Aim -
Return each entry exactly, omitting nothing.

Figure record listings

# # # #

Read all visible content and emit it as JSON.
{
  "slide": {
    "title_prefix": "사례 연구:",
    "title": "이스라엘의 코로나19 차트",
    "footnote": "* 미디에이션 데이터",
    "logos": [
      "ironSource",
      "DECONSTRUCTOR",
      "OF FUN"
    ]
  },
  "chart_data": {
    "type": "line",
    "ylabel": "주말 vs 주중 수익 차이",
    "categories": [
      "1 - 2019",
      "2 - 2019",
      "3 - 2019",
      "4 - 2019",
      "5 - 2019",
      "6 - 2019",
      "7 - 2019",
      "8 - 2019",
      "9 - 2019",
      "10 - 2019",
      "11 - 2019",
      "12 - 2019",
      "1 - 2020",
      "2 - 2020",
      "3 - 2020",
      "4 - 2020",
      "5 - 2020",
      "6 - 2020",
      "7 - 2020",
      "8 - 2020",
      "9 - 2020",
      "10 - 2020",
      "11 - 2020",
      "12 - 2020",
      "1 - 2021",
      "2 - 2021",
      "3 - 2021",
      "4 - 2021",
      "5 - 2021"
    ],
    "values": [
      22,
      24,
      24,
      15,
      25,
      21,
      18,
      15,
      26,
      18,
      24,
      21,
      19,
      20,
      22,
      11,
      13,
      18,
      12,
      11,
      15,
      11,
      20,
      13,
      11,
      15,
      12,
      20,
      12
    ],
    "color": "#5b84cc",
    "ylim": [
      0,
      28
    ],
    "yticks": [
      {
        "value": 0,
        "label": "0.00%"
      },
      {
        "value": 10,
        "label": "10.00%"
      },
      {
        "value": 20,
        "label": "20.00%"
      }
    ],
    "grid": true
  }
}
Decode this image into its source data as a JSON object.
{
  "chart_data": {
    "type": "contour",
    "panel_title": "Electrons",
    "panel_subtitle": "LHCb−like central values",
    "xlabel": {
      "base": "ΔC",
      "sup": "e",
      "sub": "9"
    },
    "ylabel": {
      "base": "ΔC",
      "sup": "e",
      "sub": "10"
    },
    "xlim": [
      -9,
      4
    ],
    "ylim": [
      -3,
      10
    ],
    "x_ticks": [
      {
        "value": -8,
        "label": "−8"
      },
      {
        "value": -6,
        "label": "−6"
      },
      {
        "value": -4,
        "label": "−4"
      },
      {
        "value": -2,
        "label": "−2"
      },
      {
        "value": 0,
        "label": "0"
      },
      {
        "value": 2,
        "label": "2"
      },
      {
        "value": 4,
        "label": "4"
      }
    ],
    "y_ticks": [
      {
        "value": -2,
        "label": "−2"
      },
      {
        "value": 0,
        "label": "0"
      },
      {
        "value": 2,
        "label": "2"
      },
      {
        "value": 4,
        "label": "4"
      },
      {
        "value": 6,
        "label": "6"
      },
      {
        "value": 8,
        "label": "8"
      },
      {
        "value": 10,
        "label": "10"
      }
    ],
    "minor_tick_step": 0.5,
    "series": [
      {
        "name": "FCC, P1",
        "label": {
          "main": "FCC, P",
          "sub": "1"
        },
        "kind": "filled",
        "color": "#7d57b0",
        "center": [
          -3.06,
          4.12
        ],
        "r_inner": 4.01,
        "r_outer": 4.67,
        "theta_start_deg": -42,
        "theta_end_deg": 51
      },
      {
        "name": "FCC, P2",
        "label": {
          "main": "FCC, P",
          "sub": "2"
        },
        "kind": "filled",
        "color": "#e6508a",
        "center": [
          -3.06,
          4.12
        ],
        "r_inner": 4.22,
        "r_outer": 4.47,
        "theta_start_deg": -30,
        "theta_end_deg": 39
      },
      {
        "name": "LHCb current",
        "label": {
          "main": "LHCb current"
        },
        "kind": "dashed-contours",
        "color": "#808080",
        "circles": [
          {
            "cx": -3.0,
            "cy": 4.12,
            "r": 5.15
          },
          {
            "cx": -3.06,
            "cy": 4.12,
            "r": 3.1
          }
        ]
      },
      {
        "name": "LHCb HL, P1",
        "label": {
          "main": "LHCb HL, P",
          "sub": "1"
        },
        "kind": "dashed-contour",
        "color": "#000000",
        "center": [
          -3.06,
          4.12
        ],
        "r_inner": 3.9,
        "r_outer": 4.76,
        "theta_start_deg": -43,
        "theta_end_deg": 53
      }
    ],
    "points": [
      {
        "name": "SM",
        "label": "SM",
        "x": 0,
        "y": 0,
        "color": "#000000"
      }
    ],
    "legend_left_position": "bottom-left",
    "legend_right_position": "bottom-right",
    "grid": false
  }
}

# # # #

Task result -
Read all visible content and emit it as JSON.
{
  "slide": {
    "title_prefix": "사례 연구:",
    "title": "이스라엘의 코로나19 차트",
    "footnote": "* 미디에이션 데이터",
    "logos": [
      "ironSource",
      "DECONSTRUCTOR",
      "OF FUN"
    ]
  },
  "chart_data": {
    "type": "line",
    "ylabel": "주말 vs 주중 수익 차이",
    "categories": [
      "1 - 2019",
      "2 - 2019",
      "3 - 2019",
      "4 - 2019",
      "5 - 2019",
      "6 - 2019",
      "7 - 2019",
      "8 - 2019",
      "9 - 2019",
      "10 - 2019",
      "11 - 2019",
      "12 - 2019",
      "1 - 2020",
      "2 - 2020",
      "3 - 2020",
      "4 - 2020",
      "5 - 2020",
      "6 - 2020",
      "7 - 2020",
      "8 - 2020",
      "9 - 2020",
      "10 - 2020",
      "11 - 2020",
      "12 - 2020",
      "1 - 2021",
      "2 - 2021",
      "3 - 2021",
      "4 - 2021",
      "5 - 2021"
    ],
    "values": [
      22,
      24,
      24,
      15,
      25,
      21,
      18,
      15,
      26,
      18,
      24,
      21,
      19,
      20,
      22,
      11,
      13,
      18,
      12,
      11,
      15,
      11,
      20,
      13,
      11,
      15,
      12,
      20,
      12
    ],
    "color": "#5b84cc",
    "ylim": [
      0,
      28
    ],
    "yticks": [
      {
        "value": 0,
        "label": "0.00%"
      },
      {
        "value": 10,
        "label": "10.00%"
      },
      {
        "value": 20,
        "label": "20.00%"
      }
    ],
    "grid": true
  }
}
Decode this image into its source data as a JSON object.
{
  "chart_data": {
    "type": "contour",
    "panel_title": "Electrons",
    "panel_subtitle": "LHCb−like central values",
    "xlabel": {
      "base": "ΔC",
      "sup": "e",
      "sub": "9"
    },
    "ylabel": {
      "base": "ΔC",
      "sup": "e",
      "sub": "10"
    },
    "xlim": [
      -9,
      4
    ],
    "ylim": [
      -3,
      10
    ],
    "x_ticks": [
      {
        "value": -8,
        "label": "−8"
      },
      {
        "value": -6,
        "label": "−6"
      },
      {
        "value": -4,
        "label": "−4"
      },
      {
        "value": -2,
        "label": "−2"
      },
      {
        "value": 0,
        "label": "0"
      },
      {
        "value": 2,
        "label": "2"
      },
      {
        "value": 4,
        "label": "4"
      }
    ],
    "y_ticks": [
      {
        "value": -2,
        "label": "−2"
      },
      {
        "value": 0,
        "label": "0"
      },
      {
        "value": 2,
        "label": "2"
      },
      {
        "value": 4,
        "label": "4"
      },
      {
        "value": 6,
        "label": "6"
      },
      {
        "value": 8,
        "label": "8"
      },
      {
        "value": 10,
        "label": "10"
      }
    ],
    "minor_tick_step": 0.5,
    "series": [
      {
        "name": "FCC, P1",
        "label": {
          "main": "FCC, P",
          "sub": "1"
        },
        "kind": "filled",
        "color": "#7d57b0",
        "center": [
          -3.06,
          4.12
        ],
        "r_inner": 4.01,
        "r_outer": 4.67,
        "theta_start_deg": -42,
        "theta_end_deg": 51
      },
      {
        "name": "FCC, P2",
        "label": {
          "main": "FCC, P",
          "sub": "2"
        },
        "kind": "filled",
        "color": "#e6508a",
        "center": [
          -3.06,
          4.12
        ],
        "r_inner": 4.22,
        "r_outer": 4.47,
        "theta_start_deg": -30,
        "theta_end_deg": 39
      },
      {
        "name": "LHCb current",
        "label": {
          "main": "LHCb current"
        },
        "kind": "dashed-contours",
        "color": "#808080",
        "circles": [
          {
            "cx": -3.0,
            "cy": 4.12,
            "r": 5.15
          },
          {
            "cx": -3.06,
            "cy": 4.12,
            "r": 3.1
          }
        ]
      },
      {
        "name": "LHCb HL, P1",
        "label": {
          "main": "LHCb HL, P",
          "sub": "1"
        },
        "kind": "dashed-contour",
        "color": "#000000",
        "center": [
          -3.06,
          4.12
        ],
        "r_inner": 3.9,
        "r_outer": 4.76,
        "theta_start_deg": -43,
        "theta_end_deg": 53
      }
    ],
    "points": [
      {
        "name": "SM",
        "label": "SM",
        "x": 0,
        "y": 0,
        "color": "#000000"
      }
    ],
    "legend_left_position": "bottom-left",
    "legend_right_position": "bottom-right",
    "grid": false
  }
}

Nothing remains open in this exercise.